### Task 1
Reproduce the entries from the start through the line containing "column-header: Decl 3", inclusive, with no changes.

GithubHelp home page GithubHelp logo

namae's Introduction

Namae (名前)

Namae is a parser for human names. It recognizes personal names of various cultural backgrounds and tries to split them into their component parts (e.g., given and family names, honorifics etc.).

CI Coverage Gem Version Code Climate

Quickstart

  1. Install the namae gem (or add it to your Gemfile):

     $ gem install namae
    
  2. Start parsing names! Namae expects you to pass in a string and it returns a list of parsed names:

     require 'namae'
    
     names = Namae.parse 'Yukihiro "Matz" Matsumoto'
     #-> [#<Name family="Matsumoto" given="Yukihiro" nick="Matz">]
    
  3. Use the name objects to access the individual parts:

     matz = names[0]
    
     matz.nick
     #-> "Matz"
    
     matz.family
     #-> "Matsumoto"
    
     matz.initials
     #-> "Y.M."
    
     matz.initials :expand => true
     #-> "Y. Matsumoto"
    
     matz.initials :dots => false
     #-> "YM"
    

Rails

It is easy to integrate Namae into your Rails project. There are two typical cases where this might be useful: you want to store individual parts of a person's name in your database, but want to provide your user's with a single input field; or else, you keep personal names in a single database column but your application occasionally requires access to individual parts.

For the latter use case, there is a straightforward way to add Namae to your Rails model:

class Person < ActiveRecord::Base
  attr_accessible :name

  delegate :family, :initials, :to => :namae

  private

  def namae
    @namae ||= Namae::Name.parse(name)
  end
end

In this minimal example, we are using the method Namae::Name.parse which always returns a single Name instance and delegate all readers for the name's parts in which we are interested to this instance.

### Task input
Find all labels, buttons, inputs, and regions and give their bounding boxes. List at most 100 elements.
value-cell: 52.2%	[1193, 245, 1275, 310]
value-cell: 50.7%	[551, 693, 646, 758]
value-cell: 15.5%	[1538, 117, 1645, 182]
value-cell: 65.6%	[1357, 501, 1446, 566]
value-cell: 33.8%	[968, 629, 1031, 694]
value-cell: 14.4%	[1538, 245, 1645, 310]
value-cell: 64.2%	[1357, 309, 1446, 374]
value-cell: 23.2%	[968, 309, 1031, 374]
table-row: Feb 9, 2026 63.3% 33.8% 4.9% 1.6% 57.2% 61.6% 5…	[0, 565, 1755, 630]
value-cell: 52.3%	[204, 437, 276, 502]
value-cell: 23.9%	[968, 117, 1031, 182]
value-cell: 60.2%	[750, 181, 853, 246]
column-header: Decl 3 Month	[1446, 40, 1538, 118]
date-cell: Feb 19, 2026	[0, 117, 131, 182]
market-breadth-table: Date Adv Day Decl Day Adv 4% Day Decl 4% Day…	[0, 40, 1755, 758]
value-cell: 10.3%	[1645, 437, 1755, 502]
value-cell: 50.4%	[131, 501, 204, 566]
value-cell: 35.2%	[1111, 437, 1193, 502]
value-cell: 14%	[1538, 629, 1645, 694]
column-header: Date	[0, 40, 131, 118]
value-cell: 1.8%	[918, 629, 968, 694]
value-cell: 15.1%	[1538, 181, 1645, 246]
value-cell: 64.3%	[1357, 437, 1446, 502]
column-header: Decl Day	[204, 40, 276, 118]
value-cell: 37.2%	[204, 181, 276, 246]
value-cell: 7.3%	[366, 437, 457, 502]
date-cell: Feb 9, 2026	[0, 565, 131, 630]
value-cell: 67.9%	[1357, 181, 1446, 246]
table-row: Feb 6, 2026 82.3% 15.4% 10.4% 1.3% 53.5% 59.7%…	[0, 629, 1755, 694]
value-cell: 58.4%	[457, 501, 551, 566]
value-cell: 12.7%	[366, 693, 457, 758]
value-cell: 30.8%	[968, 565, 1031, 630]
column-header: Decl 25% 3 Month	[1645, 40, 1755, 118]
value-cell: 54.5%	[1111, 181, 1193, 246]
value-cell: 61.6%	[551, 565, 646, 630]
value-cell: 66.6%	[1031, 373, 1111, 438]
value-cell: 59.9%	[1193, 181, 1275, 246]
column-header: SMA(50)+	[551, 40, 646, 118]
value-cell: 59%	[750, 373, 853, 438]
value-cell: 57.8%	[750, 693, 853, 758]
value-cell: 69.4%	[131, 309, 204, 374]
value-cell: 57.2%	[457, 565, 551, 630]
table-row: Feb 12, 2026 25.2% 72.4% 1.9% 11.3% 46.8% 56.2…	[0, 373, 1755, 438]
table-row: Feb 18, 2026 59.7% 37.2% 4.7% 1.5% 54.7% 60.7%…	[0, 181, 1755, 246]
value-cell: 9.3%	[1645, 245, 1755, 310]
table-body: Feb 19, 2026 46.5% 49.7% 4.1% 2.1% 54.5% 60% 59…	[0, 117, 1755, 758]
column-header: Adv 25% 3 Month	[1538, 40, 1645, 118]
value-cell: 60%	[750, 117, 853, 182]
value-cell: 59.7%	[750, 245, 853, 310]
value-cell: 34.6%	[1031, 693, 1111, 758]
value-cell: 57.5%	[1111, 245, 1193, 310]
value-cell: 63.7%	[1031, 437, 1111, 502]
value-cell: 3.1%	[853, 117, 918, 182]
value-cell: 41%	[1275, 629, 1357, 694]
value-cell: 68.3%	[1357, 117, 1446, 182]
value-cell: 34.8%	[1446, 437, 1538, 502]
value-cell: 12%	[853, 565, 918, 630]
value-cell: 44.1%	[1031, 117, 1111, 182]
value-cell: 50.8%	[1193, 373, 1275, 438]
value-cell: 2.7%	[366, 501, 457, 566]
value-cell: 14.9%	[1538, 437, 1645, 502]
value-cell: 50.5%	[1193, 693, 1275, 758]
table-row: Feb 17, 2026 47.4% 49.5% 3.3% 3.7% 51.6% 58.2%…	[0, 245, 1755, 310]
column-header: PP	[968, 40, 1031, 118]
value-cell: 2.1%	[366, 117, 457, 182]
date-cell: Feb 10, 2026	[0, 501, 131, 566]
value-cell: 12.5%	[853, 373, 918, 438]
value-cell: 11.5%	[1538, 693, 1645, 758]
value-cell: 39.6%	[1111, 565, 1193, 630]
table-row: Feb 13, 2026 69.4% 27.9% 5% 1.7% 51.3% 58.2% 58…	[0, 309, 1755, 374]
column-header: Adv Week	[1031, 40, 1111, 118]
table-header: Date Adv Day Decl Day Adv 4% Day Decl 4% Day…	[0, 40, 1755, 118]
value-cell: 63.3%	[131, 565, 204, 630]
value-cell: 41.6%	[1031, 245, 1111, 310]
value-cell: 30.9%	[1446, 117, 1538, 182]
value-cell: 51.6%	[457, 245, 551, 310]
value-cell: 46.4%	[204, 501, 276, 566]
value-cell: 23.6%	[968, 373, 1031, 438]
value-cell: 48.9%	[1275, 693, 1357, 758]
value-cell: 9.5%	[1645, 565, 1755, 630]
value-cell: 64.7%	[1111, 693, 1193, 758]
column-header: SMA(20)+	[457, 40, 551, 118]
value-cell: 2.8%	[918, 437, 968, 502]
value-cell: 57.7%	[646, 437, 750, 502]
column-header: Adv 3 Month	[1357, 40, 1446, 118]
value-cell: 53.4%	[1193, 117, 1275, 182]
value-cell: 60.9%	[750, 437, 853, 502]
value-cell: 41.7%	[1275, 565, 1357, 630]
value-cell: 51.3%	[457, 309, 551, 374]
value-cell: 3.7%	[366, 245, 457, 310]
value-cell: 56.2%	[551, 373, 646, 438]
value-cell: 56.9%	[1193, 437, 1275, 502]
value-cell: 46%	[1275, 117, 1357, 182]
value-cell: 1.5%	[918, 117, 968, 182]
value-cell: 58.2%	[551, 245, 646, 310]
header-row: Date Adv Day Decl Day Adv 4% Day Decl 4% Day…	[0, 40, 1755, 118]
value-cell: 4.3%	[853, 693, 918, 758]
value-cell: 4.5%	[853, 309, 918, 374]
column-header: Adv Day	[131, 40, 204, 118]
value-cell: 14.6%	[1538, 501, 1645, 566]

### Task 2
In the Namae introduction, give the part between "It is easy to" and "to individual parts.", inclusive, with "database" swapped for "data store".

### Full solution 1
Find all labels, buttons, inputs, and regions and give their bounding boxes. List at most 100 elements.
value-cell: 52.2%	[1193, 245, 1275, 310]
value-cell: 50.7%	[551, 693, 646, 758]
value-cell: 15.5%	[1538, 117, 1645, 182]
value-cell: 65.6%	[1357, 501, 1446, 566]
value-cell: 33.8%	[968, 629, 1031, 694]
value-cell: 14.4%	[1538, 245, 1645, 310]
value-cell: 64.2%	[1357, 309, 1446, 374]
value-cell: 23.2%	[968, 309, 1031, 374]
table-row: Feb 9, 2026 63.3% 33.8% 4.9% 1.6% 57.2% 61.6% 5…	[0, 565, 1755, 630]
value-cell: 52.3%	[204, 437, 276, 502]
value-cell: 23.9%	[968, 117, 1031, 182]
value-cell: 60.2%	[750, 181, 853, 246]
column-header: Decl 3 Month	[1446, 40, 1538, 118]

### Full solution 2
It is easy to integrate Namae into your Rails project. There are two typical cases where this might be useful: you want to store individual parts of a person's name in your data store, but want to provide your user's with a single input field; or else, you keep personal names in a single data store column but your application occasionally requires access to individual parts.